** BEGIN **
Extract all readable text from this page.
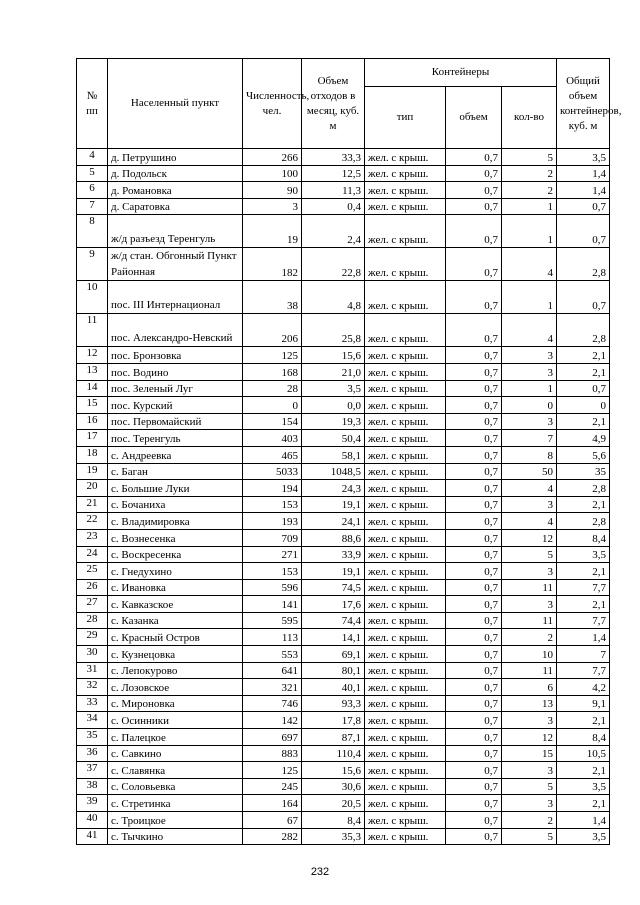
№ пп	Населенный пункт	Численность, чел.	Объем отходов в месяц, куб. м	Контейнеры			Общий объем контейнеров, куб. м
				тип	объем	кол-во	
4	д. Петрушино	266	33,3	жел. с крыш.	0,7	5	3,5
5	д. Подольск	100	12,5	жел. с крыш.	0,7	2	1,4
6	д. Романовка	90	11,3	жел. с крыш.	0,7	2	1,4
7	д. Саратовка	3	0,4	жел. с крыш.	0,7	1	0,7
8	ж/д разъезд Теренгуль	19	2,4	жел. с крыш.	0,7	1	0,7
9	ж/д стан. Обгонный Пункт Районная	182	22,8	жел. с крыш.	0,7	4	2,8
10	пос. III Интернационал	38	4,8	жел. с крыш.	0,7	1	0,7
11	пос. Александро-Невский	206	25,8	жел. с крыш.	0,7	4	2,8
12	пос. Бронзовка	125	15,6	жел. с крыш.	0,7	3	2,1
13	пос. Водино	168	21,0	жел. с крыш.	0,7	3	2,1
14	пос. Зеленый Луг	28	3,5	жел. с крыш.	0,7	1	0,7
15	пос. Курский	0	0,0	жел. с крыш.	0,7	0	0
16	пос. Первомайский	154	19,3	жел. с крыш.	0,7	3	2,1
17	пос. Теренгуль	403	50,4	жел. с крыш.	0,7	7	4,9
18	с. Андреевка	465	58,1	жел. с крыш.	0,7	8	5,6
19	с. Баган	5033	1048,5	жел. с крыш.	0,7	50	35
20	с. Большие Луки	194	24,3	жел. с крыш.	0,7	4	2,8
21	с. Бочаниха	153	19,1	жел. с крыш.	0,7	3	2,1
22	с. Владимировка	193	24,1	жел. с крыш.	0,7	4	2,8
23	с. Вознесенка	709	88,6	жел. с крыш.	0,7	12	8,4
24	с. Воскресенка	271	33,9	жел. с крыш.	0,7	5	3,5
25	с. Гнедухино	153	19,1	жел. с крыш.	0,7	3	2,1
26	с. Ивановка	596	74,5	жел. с крыш.	0,7	11	7,7
27	с. Кавказское	141	17,6	жел. с крыш.	0,7	3	2,1
28	с. Казанка	595	74,4	жел. с крыш.	0,7	11	7,7
29	с. Красный Остров	113	14,1	жел. с крыш.	0,7	2	1,4
30	с. Кузнецовка	553	69,1	жел. с крыш.	0,7	10	7
31	с. Лепокурово	641	80,1	жел. с крыш.	0,7	11	7,7
32	с. Лозовское	321	40,1	жел. с крыш.	0,7	6	4,2
33	с. Мироновка	746	93,3	жел. с крыш.	0,7	13	9,1
34	с. Осинники	142	17,8	жел. с крыш.	0,7	3	2,1
35	с. Палецкое	697	87,1	жел. с крыш.	0,7	12	8,4
36	с. Савкино	883	110,4	жел. с крыш.	0,7	15	10,5
37	с. Славянка	125	15,6	жел. с крыш.	0,7	3	2,1
38	с. Соловьевка	245	30,6	жел. с крыш.	0,7	5	3,5
39	с. Стретинка	164	20,5	жел. с крыш.	0,7	3	2,1
40	с. Троицкое	67	8,4	жел. с крыш.	0,7	2	1,4
41	с. Тычкино	282	35,3	жел. с крыш.	0,7	5	3,5
232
** END **
THE EXERCISE: The word "объем" may occur in lines of the records. Report how many such lines there are, giving only the number.

COMPLETE ANSWER: 2